# Instructions to follow:
Reproduce the full listing below unchanged, apart from the pictures.

════════

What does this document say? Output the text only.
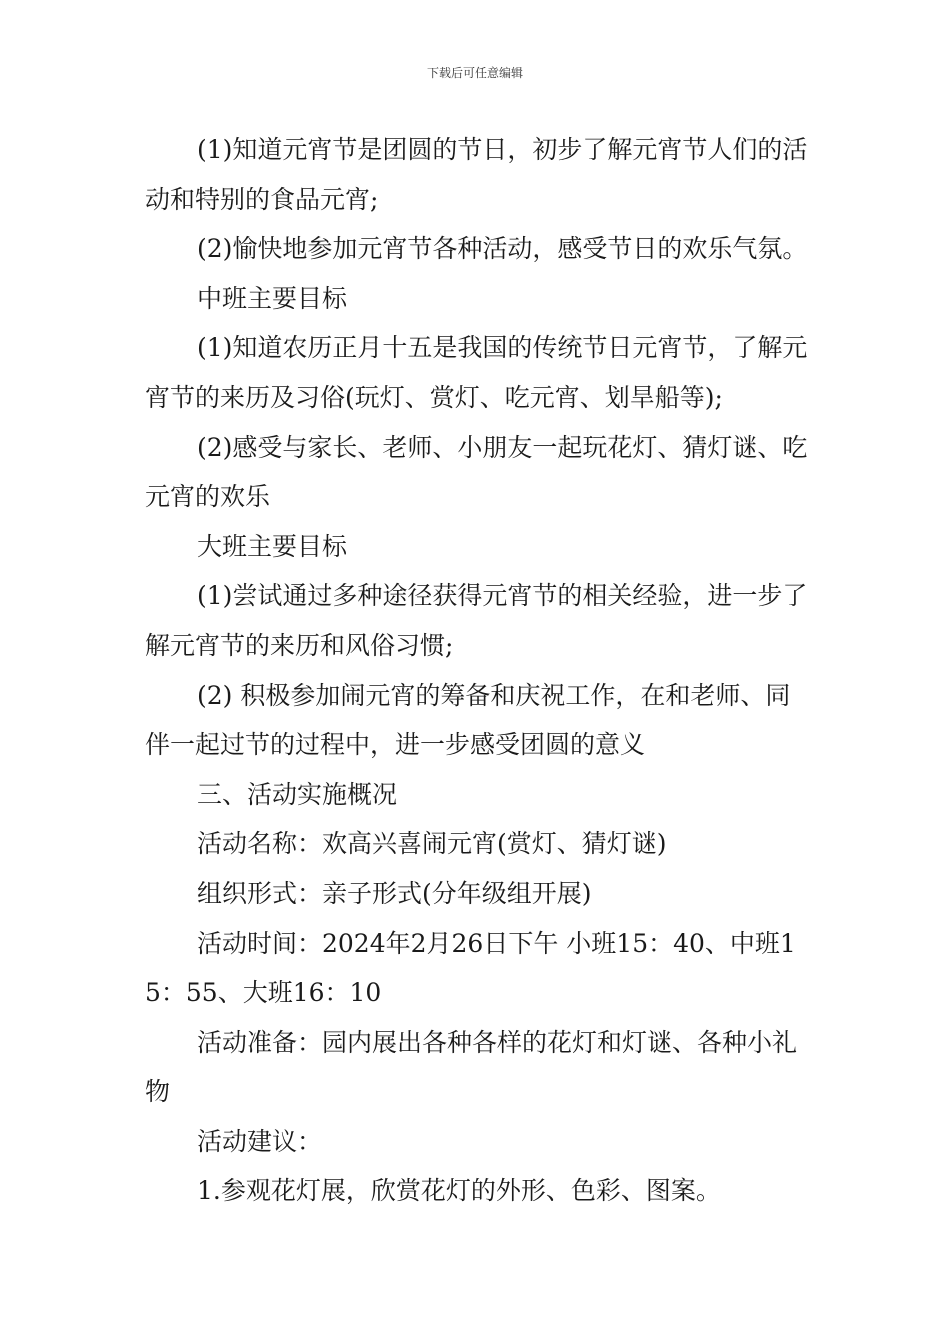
下载后可任意编辑

(1)知道元宵节是团圆的节日，初步了解元宵节人们的活动和特别的食品元宵;

(2)愉快地参加元宵节各种活动，感受节日的欢乐气氛。

中班主要目标

(1)知道农历正月十五是我国的传统节日元宵节，了解元宵节的来历及习俗(玩灯、赏灯、吃元宵、划旱船等);

(2)感受与家长、老师、小朋友一起玩花灯、猜灯谜、吃元宵的欢乐

大班主要目标

(1)尝试通过多种途径获得元宵节的相关经验，进一步了解元宵节的来历和风俗习惯;

(2) 积极参加闹元宵的筹备和庆祝工作，在和老师、同伴一起过节的过程中，进一步感受团圆的意义

三、活动实施概况

活动名称：欢高兴喜闹元宵(赏灯、猜灯谜)

组织形式：亲子形式(分年级组开展)

活动时间：2024年2月26日下午 小班15：40、中班15：55、大班16：10

活动准备：园内展出各种各样的花灯和灯谜、各种小礼物

活动建议：

1.参观花灯展，欣赏花灯的外形、色彩、图案。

════════

# Written response:
What does this document say? Output the text only.
下载后可任意编辑

(1)知道元宵节是团圆的节日，初步了解元宵节人们的活动和特别的食品元宵;

(2)愉快地参加元宵节各种活动，感受节日的欢乐气氛。

中班主要目标

(1)知道农历正月十五是我国的传统节日元宵节，了解元宵节的来历及习俗(玩灯、赏灯、吃元宵、划旱船等);

(2)感受与家长、老师、小朋友一起玩花灯、猜灯谜、吃元宵的欢乐

大班主要目标

(1)尝试通过多种途径获得元宵节的相关经验，进一步了解元宵节的来历和风俗习惯;

(2) 积极参加闹元宵的筹备和庆祝工作，在和老师、同伴一起过节的过程中，进一步感受团圆的意义

三、活动实施概况

活动名称：欢高兴喜闹元宵(赏灯、猜灯谜)

组织形式：亲子形式(分年级组开展)

活动时间：2024年2月26日下午 小班15：40、中班15：55、大班16：10

活动准备：园内展出各种各样的花灯和灯谜、各种小礼物

活动建议：

1.参观花灯展，欣赏花灯的外形、色彩、图案。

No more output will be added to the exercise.